▶ Given data:
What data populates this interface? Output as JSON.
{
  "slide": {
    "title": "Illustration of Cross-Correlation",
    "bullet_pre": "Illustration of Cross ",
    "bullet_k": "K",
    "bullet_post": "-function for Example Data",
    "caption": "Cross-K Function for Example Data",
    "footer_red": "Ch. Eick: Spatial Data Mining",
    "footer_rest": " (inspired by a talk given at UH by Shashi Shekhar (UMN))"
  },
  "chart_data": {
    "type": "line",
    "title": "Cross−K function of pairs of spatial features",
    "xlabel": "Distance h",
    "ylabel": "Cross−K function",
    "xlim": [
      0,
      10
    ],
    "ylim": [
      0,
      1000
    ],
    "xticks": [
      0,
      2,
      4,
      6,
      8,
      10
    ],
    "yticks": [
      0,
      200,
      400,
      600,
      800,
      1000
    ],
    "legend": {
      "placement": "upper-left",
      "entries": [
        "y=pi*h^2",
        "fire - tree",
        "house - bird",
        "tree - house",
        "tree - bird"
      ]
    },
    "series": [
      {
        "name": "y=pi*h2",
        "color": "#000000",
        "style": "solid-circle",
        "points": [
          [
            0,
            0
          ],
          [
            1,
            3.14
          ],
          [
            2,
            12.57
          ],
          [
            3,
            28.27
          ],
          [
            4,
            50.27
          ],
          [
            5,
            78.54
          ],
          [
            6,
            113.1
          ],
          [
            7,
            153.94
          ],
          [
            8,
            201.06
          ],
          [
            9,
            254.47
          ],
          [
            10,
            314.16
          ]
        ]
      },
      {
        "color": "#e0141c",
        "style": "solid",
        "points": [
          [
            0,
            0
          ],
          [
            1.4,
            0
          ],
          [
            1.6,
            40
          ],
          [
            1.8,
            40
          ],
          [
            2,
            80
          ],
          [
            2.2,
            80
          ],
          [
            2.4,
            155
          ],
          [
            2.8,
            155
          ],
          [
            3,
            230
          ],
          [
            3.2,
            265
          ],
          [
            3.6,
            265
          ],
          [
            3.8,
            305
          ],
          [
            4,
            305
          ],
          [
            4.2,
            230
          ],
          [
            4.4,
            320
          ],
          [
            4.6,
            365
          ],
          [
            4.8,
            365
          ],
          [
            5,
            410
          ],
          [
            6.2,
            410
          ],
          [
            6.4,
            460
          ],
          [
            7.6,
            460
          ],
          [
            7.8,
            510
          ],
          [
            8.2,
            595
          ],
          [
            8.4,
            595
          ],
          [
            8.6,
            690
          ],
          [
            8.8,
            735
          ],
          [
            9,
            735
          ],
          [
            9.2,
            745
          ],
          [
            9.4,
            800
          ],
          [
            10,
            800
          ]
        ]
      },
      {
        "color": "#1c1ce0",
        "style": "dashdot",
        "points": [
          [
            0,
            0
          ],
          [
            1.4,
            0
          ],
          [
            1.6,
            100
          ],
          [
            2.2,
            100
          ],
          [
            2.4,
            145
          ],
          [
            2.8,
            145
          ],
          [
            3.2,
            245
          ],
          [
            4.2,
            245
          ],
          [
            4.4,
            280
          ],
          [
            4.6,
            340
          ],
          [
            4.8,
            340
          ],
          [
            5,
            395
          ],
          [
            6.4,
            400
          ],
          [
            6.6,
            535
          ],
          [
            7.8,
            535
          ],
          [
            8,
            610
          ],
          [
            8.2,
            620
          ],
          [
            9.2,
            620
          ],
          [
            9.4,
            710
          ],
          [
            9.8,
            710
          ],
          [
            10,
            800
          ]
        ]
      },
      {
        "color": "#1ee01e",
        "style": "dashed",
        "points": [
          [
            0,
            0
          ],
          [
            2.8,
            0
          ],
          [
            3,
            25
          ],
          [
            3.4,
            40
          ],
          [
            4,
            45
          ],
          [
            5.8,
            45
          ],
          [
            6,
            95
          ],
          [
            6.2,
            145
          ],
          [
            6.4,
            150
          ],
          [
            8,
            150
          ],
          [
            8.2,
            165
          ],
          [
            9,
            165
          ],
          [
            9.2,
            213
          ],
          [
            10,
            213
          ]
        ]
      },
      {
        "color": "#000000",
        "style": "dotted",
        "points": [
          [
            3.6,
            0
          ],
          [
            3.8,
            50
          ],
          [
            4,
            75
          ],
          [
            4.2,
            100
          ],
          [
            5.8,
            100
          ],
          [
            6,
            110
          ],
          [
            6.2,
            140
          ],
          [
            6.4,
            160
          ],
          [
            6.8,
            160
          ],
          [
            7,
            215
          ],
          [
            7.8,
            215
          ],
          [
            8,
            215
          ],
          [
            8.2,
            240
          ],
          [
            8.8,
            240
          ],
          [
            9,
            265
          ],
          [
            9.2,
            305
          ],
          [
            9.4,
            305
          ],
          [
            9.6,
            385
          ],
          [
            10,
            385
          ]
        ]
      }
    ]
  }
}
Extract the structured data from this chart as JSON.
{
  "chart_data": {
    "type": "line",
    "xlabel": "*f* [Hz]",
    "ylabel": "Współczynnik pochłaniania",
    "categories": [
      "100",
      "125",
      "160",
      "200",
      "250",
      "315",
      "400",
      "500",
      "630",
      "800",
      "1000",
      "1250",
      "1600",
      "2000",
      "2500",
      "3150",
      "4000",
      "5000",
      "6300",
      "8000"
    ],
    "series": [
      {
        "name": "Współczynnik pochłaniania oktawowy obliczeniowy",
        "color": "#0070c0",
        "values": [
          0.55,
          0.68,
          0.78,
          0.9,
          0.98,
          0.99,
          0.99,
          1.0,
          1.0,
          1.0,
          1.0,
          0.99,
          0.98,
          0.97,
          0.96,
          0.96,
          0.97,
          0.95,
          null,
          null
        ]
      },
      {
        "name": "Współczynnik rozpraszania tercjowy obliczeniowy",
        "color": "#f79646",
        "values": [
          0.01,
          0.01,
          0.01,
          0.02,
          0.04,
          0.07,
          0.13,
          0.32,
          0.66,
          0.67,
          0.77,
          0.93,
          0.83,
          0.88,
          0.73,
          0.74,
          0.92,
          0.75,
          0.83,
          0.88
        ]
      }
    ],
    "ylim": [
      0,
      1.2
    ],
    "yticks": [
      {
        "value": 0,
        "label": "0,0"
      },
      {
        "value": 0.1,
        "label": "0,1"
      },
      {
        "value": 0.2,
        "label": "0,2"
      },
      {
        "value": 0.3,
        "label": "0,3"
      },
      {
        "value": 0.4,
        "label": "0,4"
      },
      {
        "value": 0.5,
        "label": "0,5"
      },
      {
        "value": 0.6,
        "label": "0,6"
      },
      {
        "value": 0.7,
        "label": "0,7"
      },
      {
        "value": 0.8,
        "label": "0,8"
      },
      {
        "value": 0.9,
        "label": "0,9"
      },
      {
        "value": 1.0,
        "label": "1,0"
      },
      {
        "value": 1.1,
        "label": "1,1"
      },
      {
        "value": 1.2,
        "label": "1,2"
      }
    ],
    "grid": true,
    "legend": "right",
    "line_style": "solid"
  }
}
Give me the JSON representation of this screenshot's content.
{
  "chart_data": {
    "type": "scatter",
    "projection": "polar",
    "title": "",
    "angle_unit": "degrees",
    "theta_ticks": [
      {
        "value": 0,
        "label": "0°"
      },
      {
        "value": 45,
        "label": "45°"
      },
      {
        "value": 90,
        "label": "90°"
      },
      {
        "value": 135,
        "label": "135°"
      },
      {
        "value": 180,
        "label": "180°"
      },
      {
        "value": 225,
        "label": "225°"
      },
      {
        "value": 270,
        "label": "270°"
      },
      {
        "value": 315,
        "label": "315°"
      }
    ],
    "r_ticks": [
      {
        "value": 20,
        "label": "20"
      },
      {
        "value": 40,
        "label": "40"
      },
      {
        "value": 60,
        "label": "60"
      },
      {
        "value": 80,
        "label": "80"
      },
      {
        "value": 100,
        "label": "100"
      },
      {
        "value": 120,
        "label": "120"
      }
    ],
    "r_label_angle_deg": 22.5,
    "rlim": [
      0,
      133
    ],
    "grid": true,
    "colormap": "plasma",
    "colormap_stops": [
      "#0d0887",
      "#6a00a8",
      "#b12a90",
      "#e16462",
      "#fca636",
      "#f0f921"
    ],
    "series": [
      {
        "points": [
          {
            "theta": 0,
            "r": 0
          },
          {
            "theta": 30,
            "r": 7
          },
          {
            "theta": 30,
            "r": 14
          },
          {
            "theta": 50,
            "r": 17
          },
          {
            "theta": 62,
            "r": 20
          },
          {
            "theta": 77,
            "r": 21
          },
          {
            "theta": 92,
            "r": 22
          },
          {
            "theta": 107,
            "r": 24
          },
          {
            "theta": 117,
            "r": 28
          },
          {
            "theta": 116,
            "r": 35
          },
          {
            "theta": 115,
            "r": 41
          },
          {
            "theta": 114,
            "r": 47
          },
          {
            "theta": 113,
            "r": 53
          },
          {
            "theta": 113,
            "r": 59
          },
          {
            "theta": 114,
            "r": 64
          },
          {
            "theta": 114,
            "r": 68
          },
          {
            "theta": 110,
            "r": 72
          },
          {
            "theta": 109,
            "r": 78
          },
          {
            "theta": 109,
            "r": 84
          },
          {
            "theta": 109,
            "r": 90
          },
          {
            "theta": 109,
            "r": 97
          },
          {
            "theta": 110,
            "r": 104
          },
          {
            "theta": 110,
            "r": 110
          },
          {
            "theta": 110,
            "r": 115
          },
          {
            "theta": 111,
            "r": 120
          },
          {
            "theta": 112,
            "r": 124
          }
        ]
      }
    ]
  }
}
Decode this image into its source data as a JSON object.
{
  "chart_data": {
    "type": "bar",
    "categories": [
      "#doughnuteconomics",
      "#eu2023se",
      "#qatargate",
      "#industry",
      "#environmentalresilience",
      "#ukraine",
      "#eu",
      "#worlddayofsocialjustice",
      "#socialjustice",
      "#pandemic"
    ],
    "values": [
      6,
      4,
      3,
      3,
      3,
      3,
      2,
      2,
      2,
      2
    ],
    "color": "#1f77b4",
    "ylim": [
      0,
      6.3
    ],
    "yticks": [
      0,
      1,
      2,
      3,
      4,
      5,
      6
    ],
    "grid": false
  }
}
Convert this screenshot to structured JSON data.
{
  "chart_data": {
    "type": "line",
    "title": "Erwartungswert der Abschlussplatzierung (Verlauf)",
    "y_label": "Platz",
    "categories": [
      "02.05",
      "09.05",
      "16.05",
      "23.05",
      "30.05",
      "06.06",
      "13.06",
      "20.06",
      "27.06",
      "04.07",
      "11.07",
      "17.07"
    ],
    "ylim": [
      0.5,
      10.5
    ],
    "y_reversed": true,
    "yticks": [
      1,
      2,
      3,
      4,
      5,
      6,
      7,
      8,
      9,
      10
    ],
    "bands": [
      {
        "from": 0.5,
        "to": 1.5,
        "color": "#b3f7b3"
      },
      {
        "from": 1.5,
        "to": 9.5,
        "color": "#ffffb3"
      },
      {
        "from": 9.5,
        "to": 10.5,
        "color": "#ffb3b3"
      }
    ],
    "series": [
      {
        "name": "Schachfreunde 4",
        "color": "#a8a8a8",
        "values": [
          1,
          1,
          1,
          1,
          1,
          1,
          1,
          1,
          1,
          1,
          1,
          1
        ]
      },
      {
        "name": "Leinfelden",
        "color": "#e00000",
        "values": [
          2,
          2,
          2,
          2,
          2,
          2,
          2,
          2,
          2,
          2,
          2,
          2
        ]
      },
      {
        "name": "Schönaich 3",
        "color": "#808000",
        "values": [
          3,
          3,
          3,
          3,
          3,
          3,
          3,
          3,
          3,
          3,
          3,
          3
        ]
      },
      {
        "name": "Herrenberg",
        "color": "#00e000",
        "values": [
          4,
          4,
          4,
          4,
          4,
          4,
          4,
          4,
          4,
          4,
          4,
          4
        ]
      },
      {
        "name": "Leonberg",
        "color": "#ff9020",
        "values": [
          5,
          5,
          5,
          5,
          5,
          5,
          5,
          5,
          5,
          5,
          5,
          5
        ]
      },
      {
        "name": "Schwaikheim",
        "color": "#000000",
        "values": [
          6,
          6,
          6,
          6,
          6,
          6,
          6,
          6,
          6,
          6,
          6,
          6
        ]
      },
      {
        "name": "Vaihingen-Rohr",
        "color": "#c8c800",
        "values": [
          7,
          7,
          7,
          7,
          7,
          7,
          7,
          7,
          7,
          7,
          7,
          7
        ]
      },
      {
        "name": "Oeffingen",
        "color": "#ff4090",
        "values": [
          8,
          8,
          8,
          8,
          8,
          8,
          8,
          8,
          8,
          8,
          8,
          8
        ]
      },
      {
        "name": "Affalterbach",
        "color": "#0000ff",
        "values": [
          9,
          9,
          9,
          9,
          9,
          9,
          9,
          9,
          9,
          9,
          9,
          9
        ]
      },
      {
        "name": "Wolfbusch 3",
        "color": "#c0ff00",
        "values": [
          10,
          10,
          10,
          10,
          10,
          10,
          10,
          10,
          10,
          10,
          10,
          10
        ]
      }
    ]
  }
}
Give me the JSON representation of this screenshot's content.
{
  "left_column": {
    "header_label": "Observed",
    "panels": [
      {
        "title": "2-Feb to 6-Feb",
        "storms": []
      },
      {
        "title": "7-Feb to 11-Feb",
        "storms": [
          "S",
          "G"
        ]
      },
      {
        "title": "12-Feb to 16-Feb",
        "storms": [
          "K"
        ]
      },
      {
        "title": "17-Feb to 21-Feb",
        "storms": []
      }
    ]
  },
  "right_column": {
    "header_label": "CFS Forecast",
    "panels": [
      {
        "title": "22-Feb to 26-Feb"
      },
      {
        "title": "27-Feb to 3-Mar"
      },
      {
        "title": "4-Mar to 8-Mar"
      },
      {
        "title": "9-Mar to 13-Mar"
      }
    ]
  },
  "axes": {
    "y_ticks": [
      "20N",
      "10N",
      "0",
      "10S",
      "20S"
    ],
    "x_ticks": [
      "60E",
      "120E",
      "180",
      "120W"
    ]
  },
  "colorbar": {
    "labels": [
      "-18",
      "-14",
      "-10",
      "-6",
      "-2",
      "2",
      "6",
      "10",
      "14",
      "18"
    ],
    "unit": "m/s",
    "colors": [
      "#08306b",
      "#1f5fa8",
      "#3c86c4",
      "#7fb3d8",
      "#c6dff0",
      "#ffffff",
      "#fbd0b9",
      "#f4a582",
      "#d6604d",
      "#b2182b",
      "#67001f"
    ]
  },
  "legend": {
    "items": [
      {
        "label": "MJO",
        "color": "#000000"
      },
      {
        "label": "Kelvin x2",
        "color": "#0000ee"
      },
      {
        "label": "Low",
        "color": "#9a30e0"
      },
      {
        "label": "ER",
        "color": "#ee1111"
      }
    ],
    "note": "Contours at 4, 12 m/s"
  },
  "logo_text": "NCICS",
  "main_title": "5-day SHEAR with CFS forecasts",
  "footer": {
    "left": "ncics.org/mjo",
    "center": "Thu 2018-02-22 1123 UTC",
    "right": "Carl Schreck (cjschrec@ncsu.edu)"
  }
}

▶ Task description: Select every line where the word "structured" occurs.

▶ Reply to the exercise:
Extract the structured data from this chart as JSON.
Convert this screenshot to structured JSON data.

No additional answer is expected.